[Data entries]
[start]
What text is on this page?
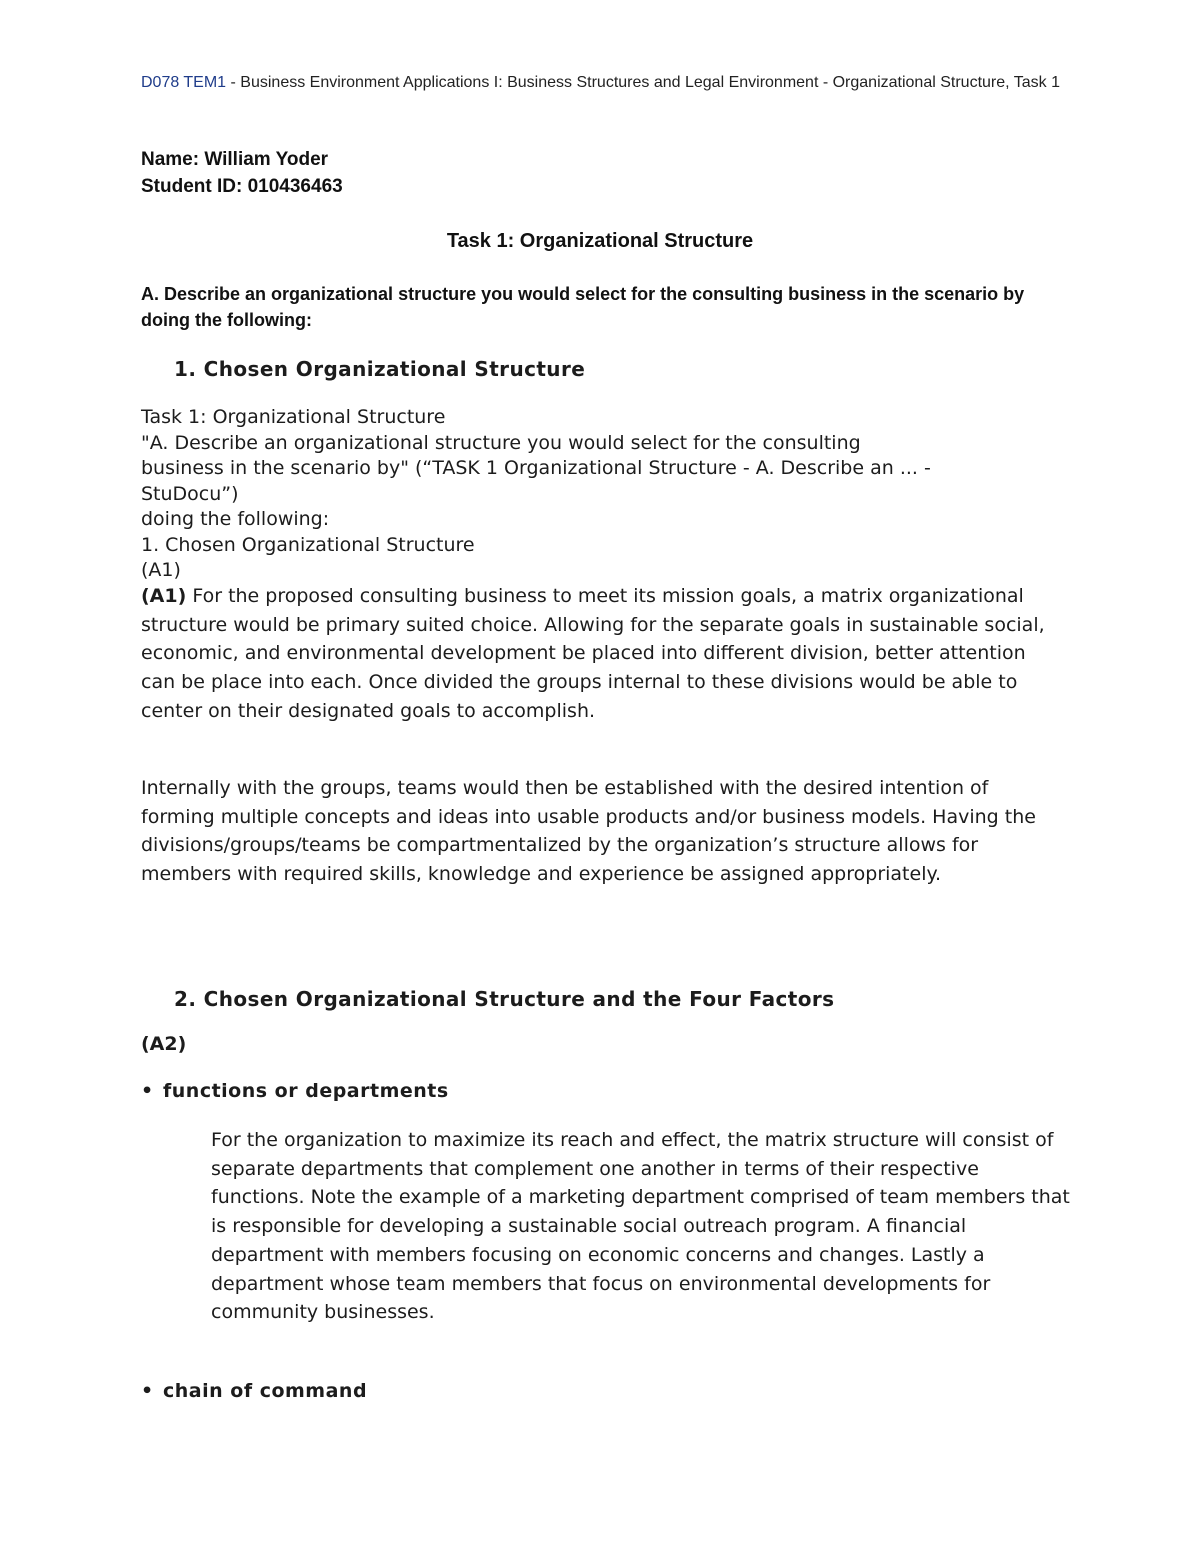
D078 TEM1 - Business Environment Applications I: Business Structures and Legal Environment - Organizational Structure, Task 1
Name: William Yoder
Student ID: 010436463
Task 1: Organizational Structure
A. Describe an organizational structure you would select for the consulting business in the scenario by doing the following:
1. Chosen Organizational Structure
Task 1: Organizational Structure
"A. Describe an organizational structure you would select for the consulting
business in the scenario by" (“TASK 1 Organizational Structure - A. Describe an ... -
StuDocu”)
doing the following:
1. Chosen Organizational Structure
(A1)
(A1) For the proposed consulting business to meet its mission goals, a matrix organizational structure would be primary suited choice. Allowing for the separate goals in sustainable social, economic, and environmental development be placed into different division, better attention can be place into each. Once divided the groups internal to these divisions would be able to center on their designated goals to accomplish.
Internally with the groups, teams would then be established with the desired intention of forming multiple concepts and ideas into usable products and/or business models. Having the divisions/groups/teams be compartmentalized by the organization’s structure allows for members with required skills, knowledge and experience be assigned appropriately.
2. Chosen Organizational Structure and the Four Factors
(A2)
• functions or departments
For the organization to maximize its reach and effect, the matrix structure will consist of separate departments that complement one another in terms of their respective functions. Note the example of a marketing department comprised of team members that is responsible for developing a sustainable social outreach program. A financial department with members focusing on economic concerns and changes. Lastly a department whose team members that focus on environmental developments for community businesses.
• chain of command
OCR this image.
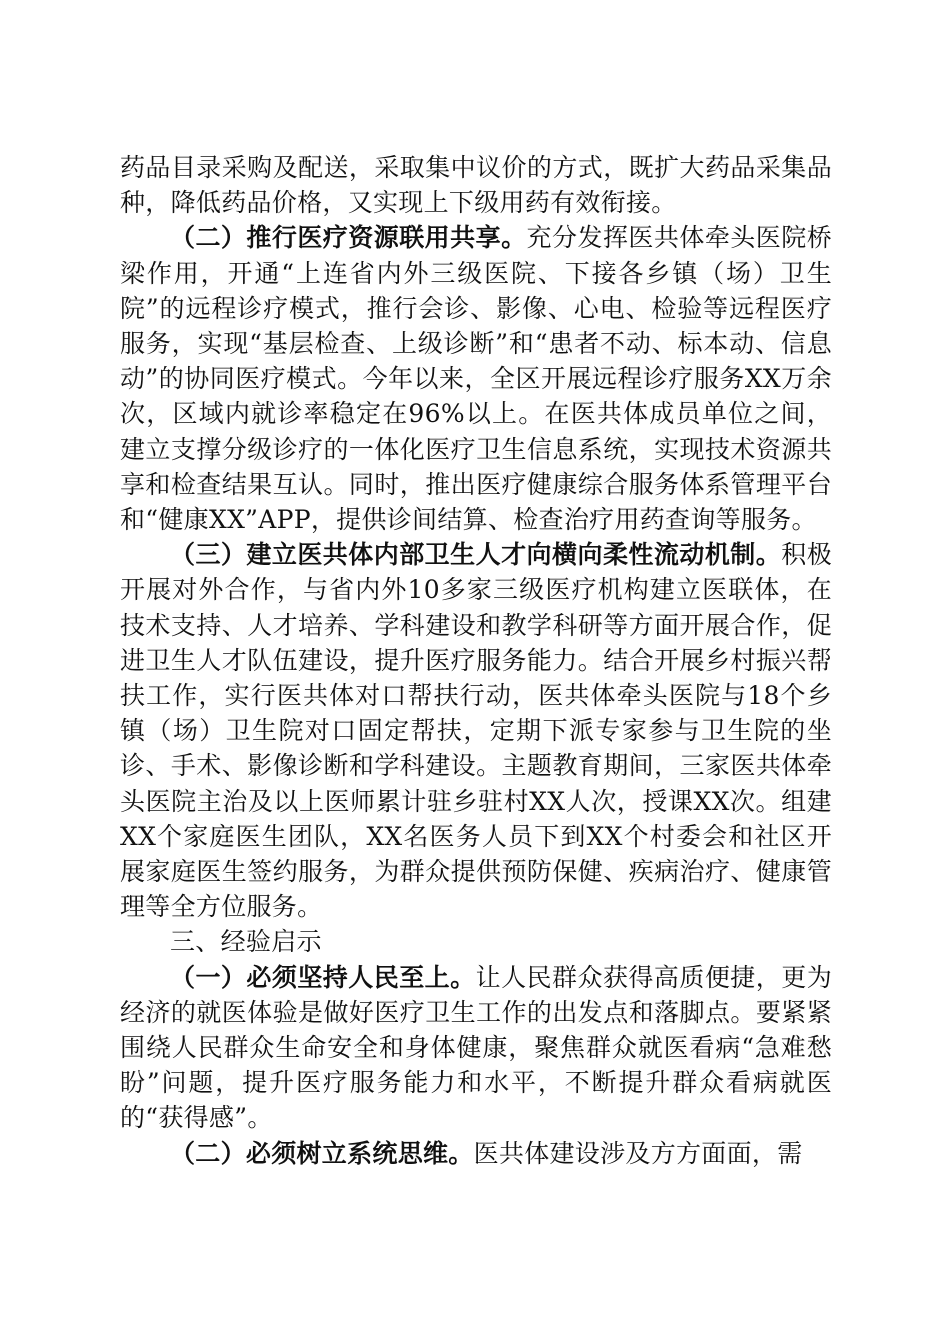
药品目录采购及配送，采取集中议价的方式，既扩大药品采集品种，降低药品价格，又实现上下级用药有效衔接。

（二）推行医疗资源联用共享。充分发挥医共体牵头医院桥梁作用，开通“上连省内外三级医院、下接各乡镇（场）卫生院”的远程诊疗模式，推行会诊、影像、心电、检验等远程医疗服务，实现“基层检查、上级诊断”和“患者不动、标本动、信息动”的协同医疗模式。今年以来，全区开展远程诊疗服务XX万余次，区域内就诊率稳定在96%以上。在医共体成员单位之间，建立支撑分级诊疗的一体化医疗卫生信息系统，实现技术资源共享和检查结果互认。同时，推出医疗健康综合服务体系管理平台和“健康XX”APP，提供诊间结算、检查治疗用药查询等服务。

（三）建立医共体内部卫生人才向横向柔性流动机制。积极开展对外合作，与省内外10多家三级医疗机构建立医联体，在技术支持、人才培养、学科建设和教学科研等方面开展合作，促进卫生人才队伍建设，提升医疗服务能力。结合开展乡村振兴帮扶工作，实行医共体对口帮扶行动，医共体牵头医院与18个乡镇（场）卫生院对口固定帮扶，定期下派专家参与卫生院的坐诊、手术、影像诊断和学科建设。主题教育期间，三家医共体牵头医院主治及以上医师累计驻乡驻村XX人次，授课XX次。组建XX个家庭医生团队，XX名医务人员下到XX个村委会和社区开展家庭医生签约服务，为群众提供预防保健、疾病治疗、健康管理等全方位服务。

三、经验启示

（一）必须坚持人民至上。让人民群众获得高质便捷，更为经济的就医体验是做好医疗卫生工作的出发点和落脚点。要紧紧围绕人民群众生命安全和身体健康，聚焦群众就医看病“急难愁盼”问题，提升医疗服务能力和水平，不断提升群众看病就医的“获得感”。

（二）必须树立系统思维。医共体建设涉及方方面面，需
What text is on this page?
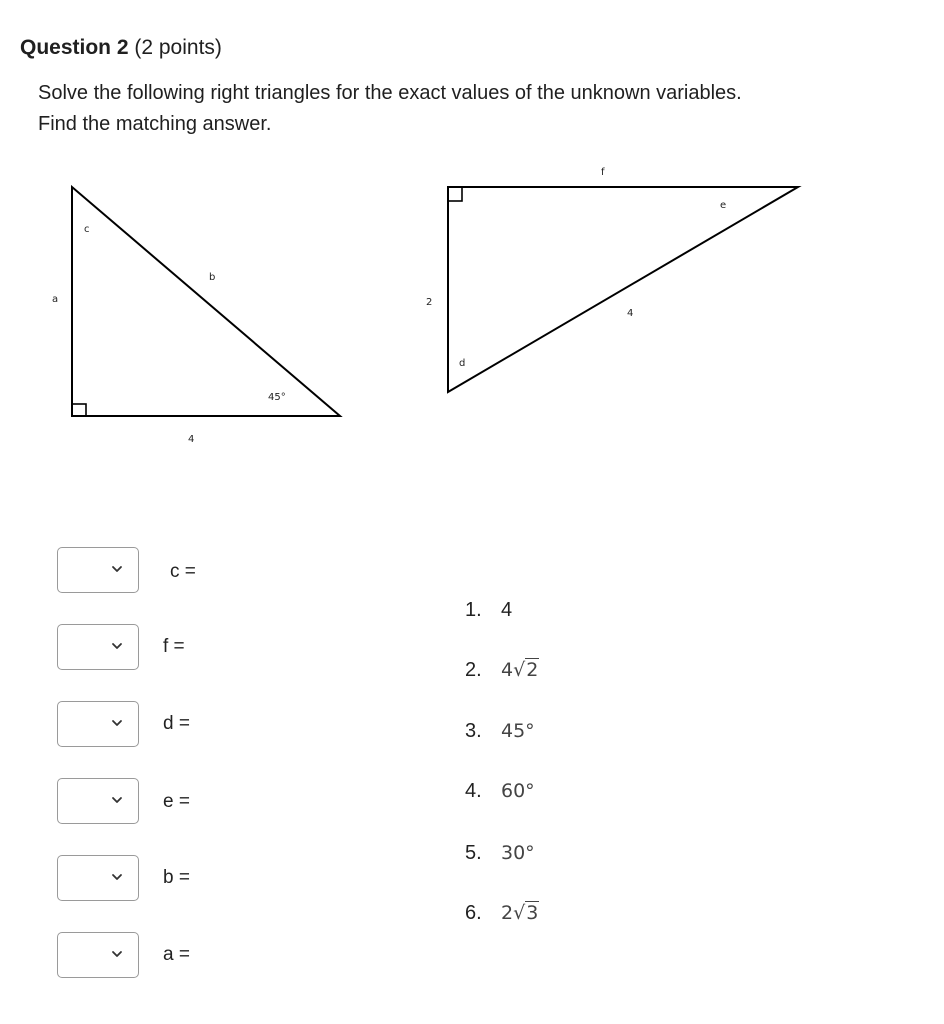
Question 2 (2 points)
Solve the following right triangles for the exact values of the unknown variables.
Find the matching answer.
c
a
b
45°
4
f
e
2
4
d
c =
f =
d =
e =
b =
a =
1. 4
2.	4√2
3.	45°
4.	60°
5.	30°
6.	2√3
[end]
Aim: Show each line of the data that contains the string "doing".

Finished task:
A. Describe an organizational structure you would select for the consulting business in the scenario by doing the following:
doing the following:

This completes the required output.